* START INPUT DATA *

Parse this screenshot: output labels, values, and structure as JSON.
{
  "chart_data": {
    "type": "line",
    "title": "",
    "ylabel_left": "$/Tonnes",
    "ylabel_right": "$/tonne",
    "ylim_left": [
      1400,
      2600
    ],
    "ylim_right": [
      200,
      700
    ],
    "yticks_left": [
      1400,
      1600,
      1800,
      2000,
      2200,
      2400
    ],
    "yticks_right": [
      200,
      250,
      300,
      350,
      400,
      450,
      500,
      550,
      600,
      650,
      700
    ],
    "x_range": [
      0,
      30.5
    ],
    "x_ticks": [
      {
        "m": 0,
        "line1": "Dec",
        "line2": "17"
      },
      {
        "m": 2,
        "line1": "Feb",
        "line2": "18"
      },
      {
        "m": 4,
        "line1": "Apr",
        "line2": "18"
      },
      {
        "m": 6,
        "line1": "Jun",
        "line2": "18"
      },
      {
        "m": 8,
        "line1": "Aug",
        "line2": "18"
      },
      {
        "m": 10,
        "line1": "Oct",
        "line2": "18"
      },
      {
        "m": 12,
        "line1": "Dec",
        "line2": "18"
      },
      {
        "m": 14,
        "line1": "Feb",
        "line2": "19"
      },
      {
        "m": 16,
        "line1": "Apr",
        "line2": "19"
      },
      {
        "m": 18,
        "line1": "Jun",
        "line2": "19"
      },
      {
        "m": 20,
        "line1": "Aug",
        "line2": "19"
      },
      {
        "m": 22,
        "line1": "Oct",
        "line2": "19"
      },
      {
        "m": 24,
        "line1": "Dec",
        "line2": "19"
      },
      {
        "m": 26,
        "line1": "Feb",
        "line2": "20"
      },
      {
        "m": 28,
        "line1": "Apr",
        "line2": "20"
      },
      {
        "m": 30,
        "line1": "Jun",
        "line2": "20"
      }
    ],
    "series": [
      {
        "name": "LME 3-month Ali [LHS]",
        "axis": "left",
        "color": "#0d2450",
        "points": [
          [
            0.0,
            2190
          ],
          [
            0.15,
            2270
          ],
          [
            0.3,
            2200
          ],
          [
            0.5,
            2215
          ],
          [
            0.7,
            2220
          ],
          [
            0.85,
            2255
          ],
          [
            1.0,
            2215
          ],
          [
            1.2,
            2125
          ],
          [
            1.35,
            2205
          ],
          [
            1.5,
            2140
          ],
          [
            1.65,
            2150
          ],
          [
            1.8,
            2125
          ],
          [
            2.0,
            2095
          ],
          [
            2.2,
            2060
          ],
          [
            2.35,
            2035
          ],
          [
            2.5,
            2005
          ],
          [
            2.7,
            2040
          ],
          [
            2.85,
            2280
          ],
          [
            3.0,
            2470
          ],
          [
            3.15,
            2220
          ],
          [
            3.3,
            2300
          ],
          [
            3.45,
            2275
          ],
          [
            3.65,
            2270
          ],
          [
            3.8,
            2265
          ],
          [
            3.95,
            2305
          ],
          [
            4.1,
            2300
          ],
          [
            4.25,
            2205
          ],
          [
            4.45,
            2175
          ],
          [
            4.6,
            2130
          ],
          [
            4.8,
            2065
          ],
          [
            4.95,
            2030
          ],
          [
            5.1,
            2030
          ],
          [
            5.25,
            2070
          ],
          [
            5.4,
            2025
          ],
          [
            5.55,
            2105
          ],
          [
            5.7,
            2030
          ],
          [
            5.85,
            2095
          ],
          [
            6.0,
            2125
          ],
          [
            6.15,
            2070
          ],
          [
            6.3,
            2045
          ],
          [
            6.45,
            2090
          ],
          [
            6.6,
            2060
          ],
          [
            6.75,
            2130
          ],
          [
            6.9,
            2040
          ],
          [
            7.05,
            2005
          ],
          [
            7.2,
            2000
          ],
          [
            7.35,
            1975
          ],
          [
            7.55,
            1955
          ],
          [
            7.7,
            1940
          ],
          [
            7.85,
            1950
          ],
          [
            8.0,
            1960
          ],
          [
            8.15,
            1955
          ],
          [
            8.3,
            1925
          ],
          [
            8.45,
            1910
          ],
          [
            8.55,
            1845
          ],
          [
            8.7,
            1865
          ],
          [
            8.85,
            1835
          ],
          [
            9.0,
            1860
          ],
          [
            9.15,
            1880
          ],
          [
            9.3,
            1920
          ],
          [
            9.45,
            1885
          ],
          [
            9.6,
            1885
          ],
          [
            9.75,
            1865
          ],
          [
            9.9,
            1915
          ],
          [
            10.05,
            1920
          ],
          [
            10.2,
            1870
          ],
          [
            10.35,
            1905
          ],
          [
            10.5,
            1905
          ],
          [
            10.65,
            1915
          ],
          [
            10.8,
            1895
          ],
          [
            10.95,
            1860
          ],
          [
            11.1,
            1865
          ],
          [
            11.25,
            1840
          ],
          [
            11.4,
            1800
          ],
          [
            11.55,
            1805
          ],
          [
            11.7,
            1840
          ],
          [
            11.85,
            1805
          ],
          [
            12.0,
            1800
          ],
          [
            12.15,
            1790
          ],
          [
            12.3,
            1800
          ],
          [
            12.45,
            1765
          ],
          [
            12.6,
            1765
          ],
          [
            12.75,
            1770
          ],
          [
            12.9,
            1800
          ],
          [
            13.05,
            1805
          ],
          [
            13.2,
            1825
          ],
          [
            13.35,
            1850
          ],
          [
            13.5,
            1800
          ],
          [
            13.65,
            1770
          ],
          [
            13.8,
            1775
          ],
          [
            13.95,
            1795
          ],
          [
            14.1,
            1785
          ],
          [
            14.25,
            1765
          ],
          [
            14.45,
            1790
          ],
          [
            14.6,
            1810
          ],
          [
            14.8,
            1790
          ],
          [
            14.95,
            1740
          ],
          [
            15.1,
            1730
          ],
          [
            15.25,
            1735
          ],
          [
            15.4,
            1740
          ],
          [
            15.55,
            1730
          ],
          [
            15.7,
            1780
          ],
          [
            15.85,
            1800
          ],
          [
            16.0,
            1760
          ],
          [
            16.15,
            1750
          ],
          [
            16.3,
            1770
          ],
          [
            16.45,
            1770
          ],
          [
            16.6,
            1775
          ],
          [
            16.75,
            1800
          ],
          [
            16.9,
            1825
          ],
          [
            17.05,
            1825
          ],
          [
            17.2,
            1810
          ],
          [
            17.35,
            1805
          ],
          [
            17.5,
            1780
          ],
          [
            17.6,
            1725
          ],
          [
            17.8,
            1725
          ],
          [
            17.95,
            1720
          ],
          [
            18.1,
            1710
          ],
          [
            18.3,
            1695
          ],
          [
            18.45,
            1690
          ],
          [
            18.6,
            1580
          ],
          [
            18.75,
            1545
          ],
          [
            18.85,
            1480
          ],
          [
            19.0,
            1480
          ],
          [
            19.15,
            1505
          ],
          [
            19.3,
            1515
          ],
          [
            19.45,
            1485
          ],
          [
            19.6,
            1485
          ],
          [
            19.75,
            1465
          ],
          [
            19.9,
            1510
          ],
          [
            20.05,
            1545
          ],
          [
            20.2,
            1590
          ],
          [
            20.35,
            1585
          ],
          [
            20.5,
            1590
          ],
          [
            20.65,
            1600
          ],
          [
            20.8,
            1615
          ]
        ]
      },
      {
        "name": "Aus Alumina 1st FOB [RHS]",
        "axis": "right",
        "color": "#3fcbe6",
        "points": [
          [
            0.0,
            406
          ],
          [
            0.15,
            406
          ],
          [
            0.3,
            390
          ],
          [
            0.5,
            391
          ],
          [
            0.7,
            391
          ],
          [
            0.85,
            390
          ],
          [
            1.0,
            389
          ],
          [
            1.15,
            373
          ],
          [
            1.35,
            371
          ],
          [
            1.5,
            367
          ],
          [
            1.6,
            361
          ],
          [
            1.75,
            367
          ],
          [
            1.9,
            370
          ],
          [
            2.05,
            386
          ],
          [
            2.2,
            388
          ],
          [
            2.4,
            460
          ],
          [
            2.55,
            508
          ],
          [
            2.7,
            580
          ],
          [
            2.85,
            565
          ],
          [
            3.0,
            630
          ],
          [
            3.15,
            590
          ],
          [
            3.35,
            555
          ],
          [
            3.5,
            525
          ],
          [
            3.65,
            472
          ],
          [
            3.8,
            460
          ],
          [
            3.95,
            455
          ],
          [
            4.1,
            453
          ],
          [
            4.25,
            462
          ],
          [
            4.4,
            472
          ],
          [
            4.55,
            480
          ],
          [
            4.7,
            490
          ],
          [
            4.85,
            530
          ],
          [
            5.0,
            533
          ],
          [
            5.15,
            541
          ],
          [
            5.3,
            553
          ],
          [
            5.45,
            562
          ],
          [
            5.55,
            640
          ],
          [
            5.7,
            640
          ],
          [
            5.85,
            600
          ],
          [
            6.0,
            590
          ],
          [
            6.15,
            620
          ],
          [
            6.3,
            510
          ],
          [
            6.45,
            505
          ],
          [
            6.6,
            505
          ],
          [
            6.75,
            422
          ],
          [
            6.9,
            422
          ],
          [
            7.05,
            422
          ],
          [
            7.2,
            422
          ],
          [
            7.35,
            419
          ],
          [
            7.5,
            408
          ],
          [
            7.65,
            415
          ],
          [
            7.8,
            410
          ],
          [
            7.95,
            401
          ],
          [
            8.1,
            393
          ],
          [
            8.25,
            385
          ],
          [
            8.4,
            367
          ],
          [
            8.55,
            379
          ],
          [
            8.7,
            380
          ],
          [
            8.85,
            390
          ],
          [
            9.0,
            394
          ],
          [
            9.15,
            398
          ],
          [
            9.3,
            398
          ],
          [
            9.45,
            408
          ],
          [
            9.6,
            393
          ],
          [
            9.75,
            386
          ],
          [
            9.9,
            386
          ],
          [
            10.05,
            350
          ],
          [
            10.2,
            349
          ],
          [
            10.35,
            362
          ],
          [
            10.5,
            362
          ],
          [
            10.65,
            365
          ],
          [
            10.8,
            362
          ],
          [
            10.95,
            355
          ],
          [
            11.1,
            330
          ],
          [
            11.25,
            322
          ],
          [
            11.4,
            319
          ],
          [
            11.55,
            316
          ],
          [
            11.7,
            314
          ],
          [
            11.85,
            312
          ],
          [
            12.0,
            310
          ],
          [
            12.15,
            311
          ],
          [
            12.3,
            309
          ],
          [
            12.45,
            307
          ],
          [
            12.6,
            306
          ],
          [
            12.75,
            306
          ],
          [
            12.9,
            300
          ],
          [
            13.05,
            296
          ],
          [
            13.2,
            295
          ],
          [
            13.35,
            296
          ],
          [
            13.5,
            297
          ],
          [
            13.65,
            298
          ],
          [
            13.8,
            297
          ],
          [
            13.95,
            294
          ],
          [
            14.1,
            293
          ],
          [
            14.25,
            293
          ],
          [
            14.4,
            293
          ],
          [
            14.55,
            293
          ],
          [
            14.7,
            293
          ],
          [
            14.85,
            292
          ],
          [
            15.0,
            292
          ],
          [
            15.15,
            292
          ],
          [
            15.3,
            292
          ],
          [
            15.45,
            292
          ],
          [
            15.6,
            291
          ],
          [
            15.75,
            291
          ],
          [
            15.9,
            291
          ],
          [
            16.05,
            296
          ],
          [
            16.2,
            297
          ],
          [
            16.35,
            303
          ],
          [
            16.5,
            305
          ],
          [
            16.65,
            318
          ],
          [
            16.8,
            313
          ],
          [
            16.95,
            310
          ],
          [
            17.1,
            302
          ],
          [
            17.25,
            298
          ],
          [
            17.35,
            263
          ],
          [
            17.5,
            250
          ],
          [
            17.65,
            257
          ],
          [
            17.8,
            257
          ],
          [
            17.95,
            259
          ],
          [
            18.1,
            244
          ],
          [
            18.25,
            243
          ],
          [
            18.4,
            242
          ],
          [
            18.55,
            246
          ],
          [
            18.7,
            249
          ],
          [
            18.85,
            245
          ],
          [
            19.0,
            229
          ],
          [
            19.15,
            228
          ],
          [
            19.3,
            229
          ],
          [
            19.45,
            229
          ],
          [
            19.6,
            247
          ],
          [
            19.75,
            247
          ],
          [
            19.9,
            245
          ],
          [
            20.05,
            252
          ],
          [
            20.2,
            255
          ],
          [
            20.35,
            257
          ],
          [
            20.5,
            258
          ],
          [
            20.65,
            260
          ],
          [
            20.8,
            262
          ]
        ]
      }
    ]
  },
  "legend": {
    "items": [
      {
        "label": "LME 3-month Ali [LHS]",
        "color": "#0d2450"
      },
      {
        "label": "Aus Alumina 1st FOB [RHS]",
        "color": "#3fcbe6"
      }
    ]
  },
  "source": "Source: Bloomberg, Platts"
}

* END INPUT DATA *

[EXERCISE DETAILS]
Identify the lines that hold the word "Alumina". Copy every one of them.

[OUTPUT OF THE EXERCISE]
        "name": "Aus Alumina 1st FOB [RHS]",
        "label": "Aus Alumina 1st FOB [RHS]",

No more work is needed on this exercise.